== To do ==
Tally the lines in the listing below that include "JSON". Answer with the count and nothing more.

== Working data ==
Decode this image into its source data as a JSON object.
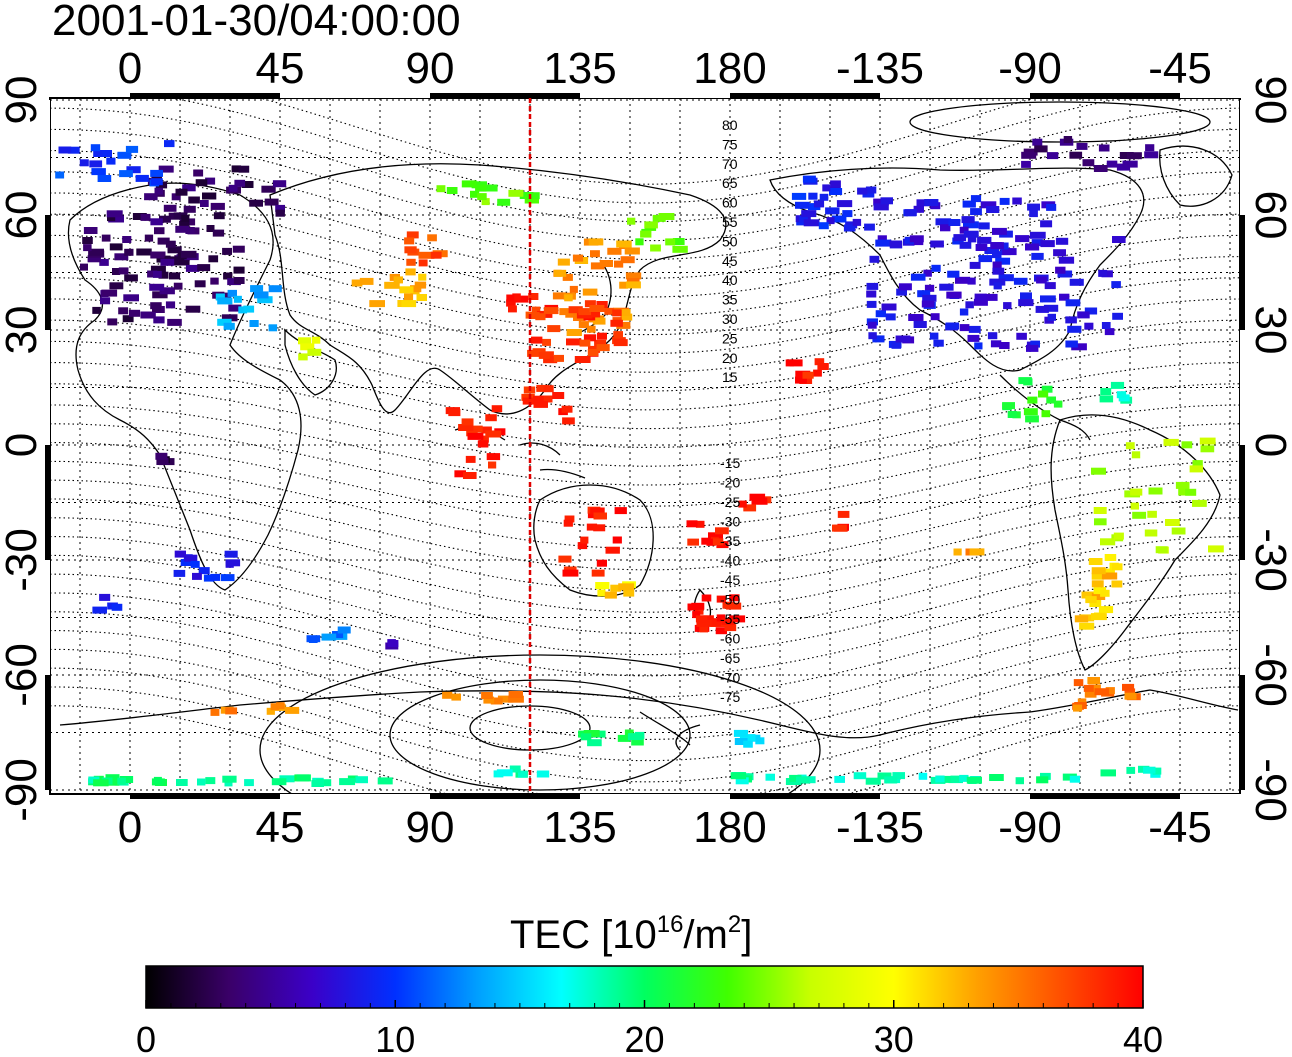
{
  "title": "2001-01-30/04:00:00",
  "map": {
    "lon_ticks": [
      "0",
      "45",
      "90",
      "135",
      "180",
      "-135",
      "-90",
      "-45"
    ],
    "lat_ticks": [
      "90",
      "60",
      "30",
      "0",
      "-30",
      "-60",
      "-90"
    ],
    "marker_longitude": 120,
    "contour_labels_north": [
      "80",
      "75",
      "70",
      "65",
      "60",
      "55",
      "50",
      "45",
      "40",
      "35",
      "30",
      "25",
      "20",
      "15"
    ],
    "contour_labels_south": [
      "-15",
      "-20",
      "-25",
      "-30",
      "-35",
      "-40",
      "-45",
      "-50",
      "-55",
      "-60",
      "-65",
      "-70",
      "-75"
    ],
    "colors": {
      "marker_line": "#e00000",
      "grid": "#000000"
    }
  },
  "colorbar": {
    "title_prefix": "TEC  [10",
    "title_exp1": "16",
    "title_mid": "/m",
    "title_exp2": "2",
    "title_suffix": "]",
    "ticks": [
      "0",
      "10",
      "20",
      "30",
      "40"
    ],
    "colormap": [
      "#000000",
      "#3a0068",
      "#3b00c8",
      "#0030ff",
      "#00a0ff",
      "#00ffff",
      "#00ff60",
      "#40ff00",
      "#c8ff00",
      "#ffff00",
      "#ffa000",
      "#ff5000",
      "#ff0000"
    ]
  }
}
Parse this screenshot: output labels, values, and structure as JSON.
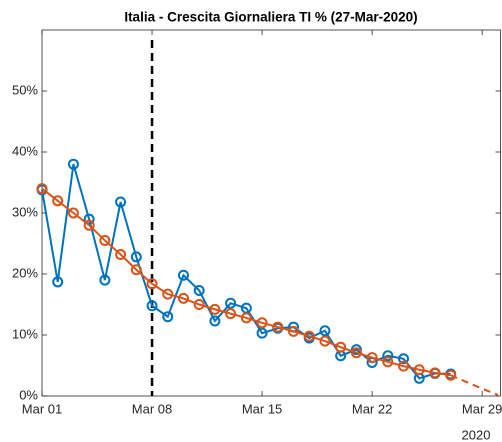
{
  "chart_data": {
    "type": "line",
    "title": "Italia - Crescita Giornaliera TI % (27-Mar-2020)",
    "x_secondary_label": "2020",
    "xlim": [
      1,
      30.2
    ],
    "xticks": [
      {
        "value": 1,
        "label": "Mar 01"
      },
      {
        "value": 8,
        "label": "Mar 08"
      },
      {
        "value": 15,
        "label": "Mar 15"
      },
      {
        "value": 22,
        "label": "Mar 22"
      },
      {
        "value": 29,
        "label": "Mar 29"
      }
    ],
    "ylim": [
      0,
      60
    ],
    "yticks": [
      {
        "value": 0,
        "label": "0%"
      },
      {
        "value": 10,
        "label": "10%"
      },
      {
        "value": 20,
        "label": "20%"
      },
      {
        "value": 30,
        "label": "30%"
      },
      {
        "value": 40,
        "label": "40%"
      },
      {
        "value": 50,
        "label": "50%"
      }
    ],
    "vline": 8,
    "grid": false,
    "series": [
      {
        "color": "#0072bd",
        "marker": "circle",
        "style": "solid",
        "x": [
          1,
          2,
          3,
          4,
          5,
          6,
          7,
          8,
          9,
          10,
          11,
          12,
          13,
          14,
          15,
          16,
          17,
          18,
          19,
          20,
          21,
          22,
          23,
          24,
          25,
          26,
          27
        ],
        "values": [
          33.8,
          18.7,
          38.0,
          29.0,
          19.0,
          31.8,
          22.8,
          14.8,
          13.0,
          19.8,
          17.3,
          12.3,
          15.2,
          14.4,
          10.3,
          11.1,
          11.3,
          9.5,
          10.7,
          6.6,
          7.6,
          5.5,
          6.6,
          6.1,
          2.9,
          3.7,
          3.6
        ]
      },
      {
        "color": "#d95319",
        "marker": "circle",
        "style": "solid",
        "x": [
          1,
          2,
          3,
          4,
          5,
          6,
          7,
          8,
          9,
          10,
          11,
          12,
          13,
          14,
          15,
          16,
          17,
          18,
          19,
          20,
          21,
          22,
          23,
          24,
          25,
          26,
          27
        ],
        "values": [
          34.0,
          32.0,
          30.0,
          28.0,
          25.5,
          23.2,
          20.7,
          18.4,
          16.7,
          16.0,
          15.0,
          14.2,
          13.5,
          12.8,
          12.0,
          11.3,
          10.6,
          9.8,
          9.0,
          8.0,
          7.1,
          6.3,
          5.6,
          4.9,
          4.3,
          3.8,
          3.4
        ]
      },
      {
        "color": "#d95319",
        "marker": "none",
        "style": "dashed",
        "x": [
          27,
          28,
          29,
          30
        ],
        "values": [
          3.4,
          2.3,
          1.2,
          0.2
        ]
      }
    ]
  }
}
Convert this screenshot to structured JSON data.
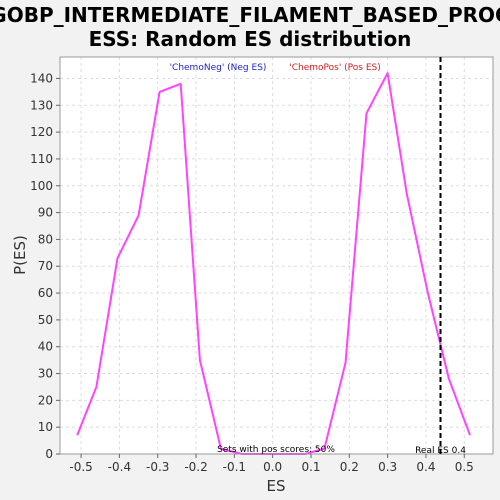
{
  "chart_data": {
    "type": "line",
    "title_lines": [
      "GOBP_INTERMEDIATE_FILAMENT_BASED_PROC",
      "ESS: Random ES distribution"
    ],
    "xlabel": "ES",
    "ylabel": "P(ES)",
    "xlim": [
      -0.555,
      0.575
    ],
    "ylim": [
      0,
      148
    ],
    "x_ticks": [
      -0.5,
      -0.4,
      -0.3,
      -0.2,
      -0.1,
      0.0,
      0.1,
      0.2,
      0.3,
      0.4,
      0.5
    ],
    "x_tick_labels": [
      "-0.5",
      "-0.4",
      "-0.3",
      "-0.2",
      "-0.1",
      "0.0",
      "0.1",
      "0.2",
      "0.3",
      "0.4",
      "0.5"
    ],
    "y_ticks": [
      0,
      10,
      20,
      30,
      40,
      50,
      60,
      70,
      80,
      90,
      100,
      110,
      120,
      130,
      140
    ],
    "y_tick_labels": [
      "0",
      "10",
      "20",
      "30",
      "40",
      "50",
      "60",
      "70",
      "80",
      "90",
      "100",
      "110",
      "120",
      "130",
      "140"
    ],
    "grid": true,
    "line_color": "#ff44ff",
    "series": [
      {
        "x": [
          -0.51,
          -0.46,
          -0.405,
          -0.35,
          -0.295,
          -0.24,
          -0.19,
          -0.135,
          -0.08,
          -0.025,
          0.03,
          0.085,
          0.135,
          0.19,
          0.245,
          0.3,
          0.35,
          0.405,
          0.46,
          0.515
        ],
        "y": [
          7,
          25,
          73,
          89,
          135,
          138,
          35,
          2,
          0,
          0,
          0,
          0,
          2,
          34,
          127,
          142,
          97,
          60,
          28,
          7
        ]
      }
    ],
    "legend": [
      {
        "label": "'ChemoNeg' (Neg ES)",
        "color": "#2222cc"
      },
      {
        "label": "'ChemoPos' (Pos ES)",
        "color": "#cc2222"
      }
    ],
    "reference_line": {
      "x": 0.438,
      "label": "Real ES 0.4"
    },
    "annotation": "Sets with pos scores: 50%"
  }
}
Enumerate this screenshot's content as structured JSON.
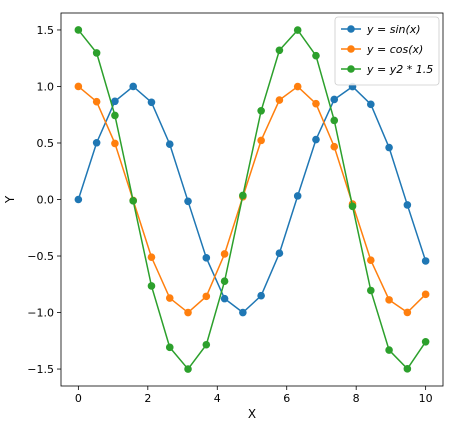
{
  "chart_data": {
    "type": "line",
    "title": "",
    "xlabel": "X",
    "ylabel": "Y",
    "xlim": [
      -0.5,
      10.5
    ],
    "ylim": [
      -1.65,
      1.65
    ],
    "xticks": [
      0,
      2,
      4,
      6,
      8,
      10
    ],
    "yticks": [
      -1.5,
      -1.0,
      -0.5,
      0.0,
      0.5,
      1.0,
      1.5
    ],
    "xtick_labels": [
      "0",
      "2",
      "4",
      "6",
      "8",
      "10"
    ],
    "ytick_labels": [
      "−1.5",
      "−1.0",
      "−0.5",
      "0.0",
      "0.5",
      "1.0",
      "1.5"
    ],
    "grid": false,
    "legend_position": "top-right",
    "x": [
      0.0,
      0.5263,
      1.0526,
      1.5789,
      2.1053,
      2.6316,
      3.1579,
      3.6842,
      4.2105,
      4.7368,
      5.2632,
      5.7895,
      6.3158,
      6.8421,
      7.3684,
      7.8947,
      8.4211,
      8.9474,
      9.4737,
      10.0
    ],
    "series": [
      {
        "name": "y = sin(x)",
        "color": "#1f77b4",
        "values": [
          0.0,
          0.502,
          0.869,
          1.0,
          0.86,
          0.489,
          -0.016,
          -0.516,
          -0.877,
          -1.0,
          -0.851,
          -0.475,
          0.032,
          0.53,
          0.885,
          0.999,
          0.842,
          0.46,
          -0.048,
          -0.544
        ]
      },
      {
        "name": "y = cos(x)",
        "color": "#ff7f0e",
        "values": [
          1.0,
          0.865,
          0.496,
          -0.008,
          -0.51,
          -0.872,
          -1.0,
          -0.857,
          -0.482,
          0.024,
          0.523,
          0.88,
          0.999,
          0.848,
          0.467,
          -0.04,
          -0.537,
          -0.888,
          -0.999,
          -0.839
        ]
      },
      {
        "name": "y = y2 * 1.5",
        "color": "#2ca02c",
        "values": [
          1.5,
          1.297,
          0.744,
          -0.012,
          -0.765,
          -1.308,
          -1.5,
          -1.285,
          -0.723,
          0.036,
          0.785,
          1.32,
          1.499,
          1.272,
          0.7,
          -0.06,
          -0.805,
          -1.332,
          -1.498,
          -1.259
        ]
      }
    ]
  },
  "legend": {
    "entries": [
      {
        "prefix": "y",
        "eq": " = ",
        "fn": "sin(x)"
      },
      {
        "prefix": "y",
        "eq": " = ",
        "fn": "cos(x)"
      },
      {
        "prefix": "y",
        "eq": " = ",
        "fn": "y2 * 1.5"
      }
    ]
  }
}
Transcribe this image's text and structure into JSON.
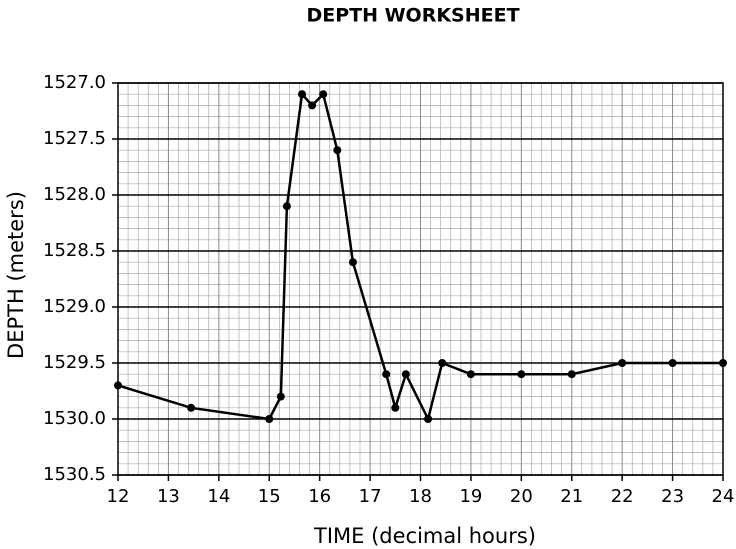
{
  "chart_data": {
    "type": "line",
    "title": "DEPTH WORKSHEET",
    "x_label": "TIME (decimal hours)",
    "y_label": "DEPTH (meters)",
    "x": [
      12,
      13.45,
      15.0,
      15.23,
      15.35,
      15.65,
      15.85,
      16.07,
      16.35,
      16.66,
      17.32,
      17.5,
      17.71,
      18.15,
      18.43,
      19,
      20,
      21,
      22,
      23,
      24
    ],
    "series": [
      {
        "name": "depth",
        "color": "#000000",
        "values": [
          1529.7,
          1529.9,
          1530.0,
          1529.8,
          1528.1,
          1527.1,
          1527.2,
          1527.1,
          1527.6,
          1528.6,
          1529.6,
          1529.9,
          1529.6,
          1530.0,
          1529.5,
          1529.6,
          1529.6,
          1529.6,
          1529.5,
          1529.5,
          1529.5
        ]
      }
    ],
    "xlim": [
      12,
      24
    ],
    "xticks": [
      12,
      13,
      14,
      15,
      16,
      17,
      18,
      19,
      20,
      21,
      22,
      23,
      24
    ],
    "ylim": [
      1530.5,
      1527.0
    ],
    "yticks": [
      {
        "value": 1527,
        "label": "1527.0"
      },
      1527.5,
      {
        "value": 1528,
        "label": "1528.0"
      },
      1528.5,
      {
        "value": 1529,
        "label": "1529.0"
      },
      1529.5,
      {
        "value": 1530,
        "label": "1530.0"
      },
      1530.5
    ],
    "grid": true
  }
}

== Answer to this task ==
5